Repeat each line exactly, leaving nothing out.

◆ **Records for the task**:
* start *

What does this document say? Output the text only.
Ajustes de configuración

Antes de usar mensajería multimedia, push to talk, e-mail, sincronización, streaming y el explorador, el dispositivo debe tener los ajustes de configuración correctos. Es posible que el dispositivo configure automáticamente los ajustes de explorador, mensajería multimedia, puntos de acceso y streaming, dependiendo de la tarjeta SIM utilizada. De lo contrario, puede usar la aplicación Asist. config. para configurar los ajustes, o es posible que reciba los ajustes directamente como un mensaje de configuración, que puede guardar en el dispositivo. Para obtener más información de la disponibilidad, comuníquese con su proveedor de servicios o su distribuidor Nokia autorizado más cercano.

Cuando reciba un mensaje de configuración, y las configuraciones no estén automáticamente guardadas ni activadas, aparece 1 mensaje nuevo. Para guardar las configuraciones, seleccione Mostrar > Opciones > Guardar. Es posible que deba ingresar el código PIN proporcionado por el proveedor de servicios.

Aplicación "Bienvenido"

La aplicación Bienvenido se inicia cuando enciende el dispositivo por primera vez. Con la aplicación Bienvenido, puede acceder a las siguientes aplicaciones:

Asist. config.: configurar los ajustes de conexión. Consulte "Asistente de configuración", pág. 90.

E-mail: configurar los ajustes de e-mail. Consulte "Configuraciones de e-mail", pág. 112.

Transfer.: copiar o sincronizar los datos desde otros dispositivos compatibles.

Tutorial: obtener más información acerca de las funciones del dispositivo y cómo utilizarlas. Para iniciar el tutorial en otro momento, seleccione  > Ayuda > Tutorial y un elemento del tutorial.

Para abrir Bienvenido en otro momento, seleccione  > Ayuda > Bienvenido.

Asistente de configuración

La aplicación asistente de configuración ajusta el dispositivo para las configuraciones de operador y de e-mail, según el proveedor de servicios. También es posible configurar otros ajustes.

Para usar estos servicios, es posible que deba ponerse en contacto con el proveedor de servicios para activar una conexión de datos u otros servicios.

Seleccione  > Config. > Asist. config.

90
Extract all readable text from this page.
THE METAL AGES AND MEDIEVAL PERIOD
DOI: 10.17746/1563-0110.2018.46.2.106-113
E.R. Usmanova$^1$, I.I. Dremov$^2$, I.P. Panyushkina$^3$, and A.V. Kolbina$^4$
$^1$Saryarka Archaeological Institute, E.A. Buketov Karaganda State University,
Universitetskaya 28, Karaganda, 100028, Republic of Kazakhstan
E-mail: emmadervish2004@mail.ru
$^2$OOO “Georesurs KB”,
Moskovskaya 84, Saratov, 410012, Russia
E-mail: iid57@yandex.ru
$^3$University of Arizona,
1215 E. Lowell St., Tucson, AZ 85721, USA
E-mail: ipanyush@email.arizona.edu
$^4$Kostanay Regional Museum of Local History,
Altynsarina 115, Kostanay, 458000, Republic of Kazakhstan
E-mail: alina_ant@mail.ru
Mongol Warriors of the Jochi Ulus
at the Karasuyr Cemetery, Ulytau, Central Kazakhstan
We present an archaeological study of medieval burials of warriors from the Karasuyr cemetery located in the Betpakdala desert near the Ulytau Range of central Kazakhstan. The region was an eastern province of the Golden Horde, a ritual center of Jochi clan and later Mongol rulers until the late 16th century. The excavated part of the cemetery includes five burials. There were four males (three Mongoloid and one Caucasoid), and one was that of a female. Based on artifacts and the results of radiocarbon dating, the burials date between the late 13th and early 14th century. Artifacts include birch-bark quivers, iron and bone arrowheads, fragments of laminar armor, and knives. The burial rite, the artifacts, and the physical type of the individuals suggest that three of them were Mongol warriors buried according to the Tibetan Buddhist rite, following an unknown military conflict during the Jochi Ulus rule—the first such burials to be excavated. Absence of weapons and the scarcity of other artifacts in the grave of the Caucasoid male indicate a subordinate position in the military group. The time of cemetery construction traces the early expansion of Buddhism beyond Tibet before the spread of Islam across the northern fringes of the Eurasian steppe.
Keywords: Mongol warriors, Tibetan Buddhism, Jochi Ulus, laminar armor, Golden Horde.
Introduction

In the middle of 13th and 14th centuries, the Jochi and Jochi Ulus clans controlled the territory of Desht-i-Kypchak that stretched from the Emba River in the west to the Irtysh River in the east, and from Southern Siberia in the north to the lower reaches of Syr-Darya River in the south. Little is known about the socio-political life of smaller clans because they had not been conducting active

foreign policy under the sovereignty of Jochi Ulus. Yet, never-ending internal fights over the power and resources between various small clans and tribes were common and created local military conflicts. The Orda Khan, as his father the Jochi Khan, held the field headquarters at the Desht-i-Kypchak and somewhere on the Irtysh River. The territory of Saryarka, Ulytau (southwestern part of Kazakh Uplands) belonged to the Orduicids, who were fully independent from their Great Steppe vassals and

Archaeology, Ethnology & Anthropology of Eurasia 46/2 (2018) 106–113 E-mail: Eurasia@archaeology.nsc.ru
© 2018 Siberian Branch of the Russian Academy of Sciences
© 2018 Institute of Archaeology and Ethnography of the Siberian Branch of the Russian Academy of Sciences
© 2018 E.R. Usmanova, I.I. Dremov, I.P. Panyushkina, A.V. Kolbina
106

* end *

◆ **Result of this task**:
What does this document say? Output the text only.
Ajustes de configuración

Antes de usar mensajería multimedia, push to talk, e-mail, sincronización, streaming y el explorador, el dispositivo debe tener los ajustes de configuración correctos. Es posible que el dispositivo configure automáticamente los ajustes de explorador, mensajería multimedia, puntos de acceso y streaming, dependiendo de la tarjeta SIM utilizada. De lo contrario, puede usar la aplicación Asist. config. para configurar los ajustes, o es posible que reciba los ajustes directamente como un mensaje de configuración, que puede guardar en el dispositivo. Para obtener más información de la disponibilidad, comuníquese con su proveedor de servicios o su distribuidor Nokia autorizado más cercano.

Cuando reciba un mensaje de configuración, y las configuraciones no estén automáticamente guardadas ni activadas, aparece 1 mensaje nuevo. Para guardar las configuraciones, seleccione Mostrar > Opciones > Guardar. Es posible que deba ingresar el código PIN proporcionado por el proveedor de servicios.

Aplicación "Bienvenido"

La aplicación Bienvenido se inicia cuando enciende el dispositivo por primera vez. Con la aplicación Bienvenido, puede acceder a las siguientes aplicaciones:

Asist. config.: configurar los ajustes de conexión. Consulte "Asistente de configuración", pág. 90.

E-mail: configurar los ajustes de e-mail. Consulte "Configuraciones de e-mail", pág. 112.

Transfer.: copiar o sincronizar los datos desde otros dispositivos compatibles.

Tutorial: obtener más información acerca de las funciones del dispositivo y cómo utilizarlas. Para iniciar el tutorial en otro momento, seleccione  > Ayuda > Tutorial y un elemento del tutorial.

Para abrir Bienvenido en otro momento, seleccione  > Ayuda > Bienvenido.

Asistente de configuración

La aplicación asistente de configuración ajusta el dispositivo para las configuraciones de operador y de e-mail, según el proveedor de servicios. También es posible configurar otros ajustes.

Para usar estos servicios, es posible que deba ponerse en contacto con el proveedor de servicios para activar una conexión de datos u otros servicios.

Seleccione  > Config. > Asist. config.

90
Extract all readable text from this page.
THE METAL AGES AND MEDIEVAL PERIOD
DOI: 10.17746/1563-0110.2018.46.2.106-113
E.R. Usmanova$^1$, I.I. Dremov$^2$, I.P. Panyushkina$^3$, and A.V. Kolbina$^4$
$^1$Saryarka Archaeological Institute, E.A. Buketov Karaganda State University,
Universitetskaya 28, Karaganda, 100028, Republic of Kazakhstan
E-mail: emmadervish2004@mail.ru
$^2$OOO “Georesurs KB”,
Moskovskaya 84, Saratov, 410012, Russia
E-mail: iid57@yandex.ru
$^3$University of Arizona,
1215 E. Lowell St., Tucson, AZ 85721, USA
E-mail: ipanyush@email.arizona.edu
$^4$Kostanay Regional Museum of Local History,
Altynsarina 115, Kostanay, 458000, Republic of Kazakhstan
E-mail: alina_ant@mail.ru
Mongol Warriors of the Jochi Ulus
at the Karasuyr Cemetery, Ulytau, Central Kazakhstan
We present an archaeological study of medieval burials of warriors from the Karasuyr cemetery located in the Betpakdala desert near the Ulytau Range of central Kazakhstan. The region was an eastern province of the Golden Horde, a ritual center of Jochi clan and later Mongol rulers until the late 16th century. The excavated part of the cemetery includes five burials. There were four males (three Mongoloid and one Caucasoid), and one was that of a female. Based on artifacts and the results of radiocarbon dating, the burials date between the late 13th and early 14th century. Artifacts include birch-bark quivers, iron and bone arrowheads, fragments of laminar armor, and knives. The burial rite, the artifacts, and the physical type of the individuals suggest that three of them were Mongol warriors buried according to the Tibetan Buddhist rite, following an unknown military conflict during the Jochi Ulus rule—the first such burials to be excavated. Absence of weapons and the scarcity of other artifacts in the grave of the Caucasoid male indicate a subordinate position in the military group. The time of cemetery construction traces the early expansion of Buddhism beyond Tibet before the spread of Islam across the northern fringes of the Eurasian steppe.
Keywords: Mongol warriors, Tibetan Buddhism, Jochi Ulus, laminar armor, Golden Horde.
Introduction

In the middle of 13th and 14th centuries, the Jochi and Jochi Ulus clans controlled the territory of Desht-i-Kypchak that stretched from the Emba River in the west to the Irtysh River in the east, and from Southern Siberia in the north to the lower reaches of Syr-Darya River in the south. Little is known about the socio-political life of smaller clans because they had not been conducting active

foreign policy under the sovereignty of Jochi Ulus. Yet, never-ending internal fights over the power and resources between various small clans and tribes were common and created local military conflicts. The Orda Khan, as his father the Jochi Khan, held the field headquarters at the Desht-i-Kypchak and somewhere on the Irtysh River. The territory of Saryarka, Ulytau (southwestern part of Kazakh Uplands) belonged to the Orduicids, who were fully independent from their Great Steppe vassals and

Archaeology, Ethnology & Anthropology of Eurasia 46/2 (2018) 106–113 E-mail: Eurasia@archaeology.nsc.ru
© 2018 Siberian Branch of the Russian Academy of Sciences
© 2018 Institute of Archaeology and Ethnography of the Siberian Branch of the Russian Academy of Sciences
© 2018 E.R. Usmanova, I.I. Dremov, I.P. Panyushkina, A.V. Kolbina
106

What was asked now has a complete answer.